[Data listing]
╔══

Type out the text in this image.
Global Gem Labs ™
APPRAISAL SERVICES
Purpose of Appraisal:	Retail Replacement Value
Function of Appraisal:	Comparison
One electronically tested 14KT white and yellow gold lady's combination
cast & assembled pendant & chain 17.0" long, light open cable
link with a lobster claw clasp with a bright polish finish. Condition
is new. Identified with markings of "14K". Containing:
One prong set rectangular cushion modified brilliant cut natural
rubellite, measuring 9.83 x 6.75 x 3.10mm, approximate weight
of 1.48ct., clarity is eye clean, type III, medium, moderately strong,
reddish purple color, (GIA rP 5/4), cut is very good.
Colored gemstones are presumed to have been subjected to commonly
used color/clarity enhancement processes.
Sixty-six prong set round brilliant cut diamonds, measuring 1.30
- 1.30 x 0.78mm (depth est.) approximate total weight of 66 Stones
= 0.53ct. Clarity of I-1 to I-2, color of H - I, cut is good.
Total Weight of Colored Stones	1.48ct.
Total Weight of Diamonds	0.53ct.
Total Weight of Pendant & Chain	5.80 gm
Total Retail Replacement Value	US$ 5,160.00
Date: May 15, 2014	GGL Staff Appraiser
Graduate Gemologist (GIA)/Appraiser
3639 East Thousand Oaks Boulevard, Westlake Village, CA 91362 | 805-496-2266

╚══

Repeat the listing exactly, from its first line to its last.

Type out the text in this image.
Global Gem Labs ™
APPRAISAL SERVICES
Purpose of Appraisal:	Retail Replacement Value
Function of Appraisal:	Comparison
One electronically tested 14KT white and yellow gold lady's combination
cast & assembled pendant & chain 17.0" long, light open cable
link with a lobster claw clasp with a bright polish finish. Condition
is new. Identified with markings of "14K". Containing:
One prong set rectangular cushion modified brilliant cut natural
rubellite, measuring 9.83 x 6.75 x 3.10mm, approximate weight
of 1.48ct., clarity is eye clean, type III, medium, moderately strong,
reddish purple color, (GIA rP 5/4), cut is very good.
Colored gemstones are presumed to have been subjected to commonly
used color/clarity enhancement processes.
Sixty-six prong set round brilliant cut diamonds, measuring 1.30
- 1.30 x 0.78mm (depth est.) approximate total weight of 66 Stones
= 0.53ct. Clarity of I-1 to I-2, color of H - I, cut is good.
Total Weight of Colored Stones	1.48ct.
Total Weight of Diamonds	0.53ct.
Total Weight of Pendant & Chain	5.80 gm
Total Retail Replacement Value	US$ 5,160.00
Date: May 15, 2014	GGL Staff Appraiser
Graduate Gemologist (GIA)/Appraiser
3639 East Thousand Oaks Boulevard, Westlake Village, CA 91362 | 805-496-2266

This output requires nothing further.